**Aim**
Copy the data line for line, starting with its very first line and stopping after the line that contains "y-tick-label: 267.50 [896, 8, 932, 21]".

**Items from a data source**
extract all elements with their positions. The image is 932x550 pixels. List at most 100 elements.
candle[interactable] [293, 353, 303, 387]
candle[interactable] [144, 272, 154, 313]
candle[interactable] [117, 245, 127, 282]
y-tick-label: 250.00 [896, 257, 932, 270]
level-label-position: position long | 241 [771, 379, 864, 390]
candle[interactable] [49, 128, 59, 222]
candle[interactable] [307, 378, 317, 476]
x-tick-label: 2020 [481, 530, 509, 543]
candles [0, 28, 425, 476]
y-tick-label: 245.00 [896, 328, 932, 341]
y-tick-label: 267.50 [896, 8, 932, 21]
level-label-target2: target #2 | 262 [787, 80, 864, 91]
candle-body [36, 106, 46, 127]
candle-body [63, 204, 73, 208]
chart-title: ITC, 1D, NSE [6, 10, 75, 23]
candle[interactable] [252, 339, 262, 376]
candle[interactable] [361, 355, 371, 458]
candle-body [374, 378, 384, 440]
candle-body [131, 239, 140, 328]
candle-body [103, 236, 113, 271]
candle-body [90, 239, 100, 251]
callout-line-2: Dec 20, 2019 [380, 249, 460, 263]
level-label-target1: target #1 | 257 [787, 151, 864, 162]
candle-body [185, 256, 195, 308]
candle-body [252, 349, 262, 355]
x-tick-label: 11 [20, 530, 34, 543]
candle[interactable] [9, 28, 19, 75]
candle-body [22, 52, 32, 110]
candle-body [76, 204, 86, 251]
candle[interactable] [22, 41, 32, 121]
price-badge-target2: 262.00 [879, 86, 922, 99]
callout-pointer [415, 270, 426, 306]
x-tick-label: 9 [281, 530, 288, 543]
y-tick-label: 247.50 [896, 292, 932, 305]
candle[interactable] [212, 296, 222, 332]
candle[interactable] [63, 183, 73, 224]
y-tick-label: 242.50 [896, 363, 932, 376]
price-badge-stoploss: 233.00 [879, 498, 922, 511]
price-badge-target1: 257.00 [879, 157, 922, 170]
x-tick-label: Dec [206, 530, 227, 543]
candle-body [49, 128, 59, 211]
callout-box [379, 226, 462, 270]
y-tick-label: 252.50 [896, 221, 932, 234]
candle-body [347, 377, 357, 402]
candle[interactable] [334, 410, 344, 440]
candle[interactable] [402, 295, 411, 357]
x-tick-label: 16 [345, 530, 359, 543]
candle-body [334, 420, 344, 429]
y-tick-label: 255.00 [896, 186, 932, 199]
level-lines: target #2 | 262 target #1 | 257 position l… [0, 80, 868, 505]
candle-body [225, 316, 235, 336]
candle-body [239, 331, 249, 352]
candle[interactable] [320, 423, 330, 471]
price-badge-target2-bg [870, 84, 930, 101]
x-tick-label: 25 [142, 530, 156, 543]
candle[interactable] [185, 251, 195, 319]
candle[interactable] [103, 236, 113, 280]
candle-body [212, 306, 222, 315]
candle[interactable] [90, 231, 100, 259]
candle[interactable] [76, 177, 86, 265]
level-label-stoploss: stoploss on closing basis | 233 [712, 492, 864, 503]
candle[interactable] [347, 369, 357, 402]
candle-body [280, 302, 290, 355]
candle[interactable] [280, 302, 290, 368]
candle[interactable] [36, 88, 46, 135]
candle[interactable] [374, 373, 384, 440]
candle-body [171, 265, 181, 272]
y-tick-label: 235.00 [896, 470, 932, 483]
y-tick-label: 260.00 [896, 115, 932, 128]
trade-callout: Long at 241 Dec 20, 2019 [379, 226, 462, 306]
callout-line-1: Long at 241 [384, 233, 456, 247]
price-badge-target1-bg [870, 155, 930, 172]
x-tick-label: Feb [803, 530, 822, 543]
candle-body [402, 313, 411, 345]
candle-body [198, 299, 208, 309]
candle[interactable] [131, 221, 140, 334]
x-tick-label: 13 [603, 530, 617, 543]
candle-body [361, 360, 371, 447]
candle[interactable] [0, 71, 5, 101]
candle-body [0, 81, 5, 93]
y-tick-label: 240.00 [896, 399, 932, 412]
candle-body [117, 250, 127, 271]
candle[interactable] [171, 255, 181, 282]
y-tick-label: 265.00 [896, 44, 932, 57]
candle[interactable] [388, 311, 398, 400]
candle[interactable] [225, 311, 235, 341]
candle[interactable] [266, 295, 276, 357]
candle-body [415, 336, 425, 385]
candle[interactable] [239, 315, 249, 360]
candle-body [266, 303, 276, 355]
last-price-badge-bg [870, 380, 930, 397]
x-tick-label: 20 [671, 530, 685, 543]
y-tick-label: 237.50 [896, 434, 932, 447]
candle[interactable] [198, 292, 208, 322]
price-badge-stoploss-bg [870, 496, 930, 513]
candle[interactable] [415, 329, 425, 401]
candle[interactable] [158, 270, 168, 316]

**Exercise output**
extract all elements with their positions. The image is 932x550 pixels. List at most 100 elements.
candle[interactable] [293, 353, 303, 387]
candle[interactable] [144, 272, 154, 313]
candle[interactable] [117, 245, 127, 282]
y-tick-label: 250.00 [896, 257, 932, 270]
level-label-position: position long | 241 [771, 379, 864, 390]
candle[interactable] [49, 128, 59, 222]
candle[interactable] [307, 378, 317, 476]
x-tick-label: 2020 [481, 530, 509, 543]
candles [0, 28, 425, 476]
y-tick-label: 245.00 [896, 328, 932, 341]
y-tick-label: 267.50 [896, 8, 932, 21]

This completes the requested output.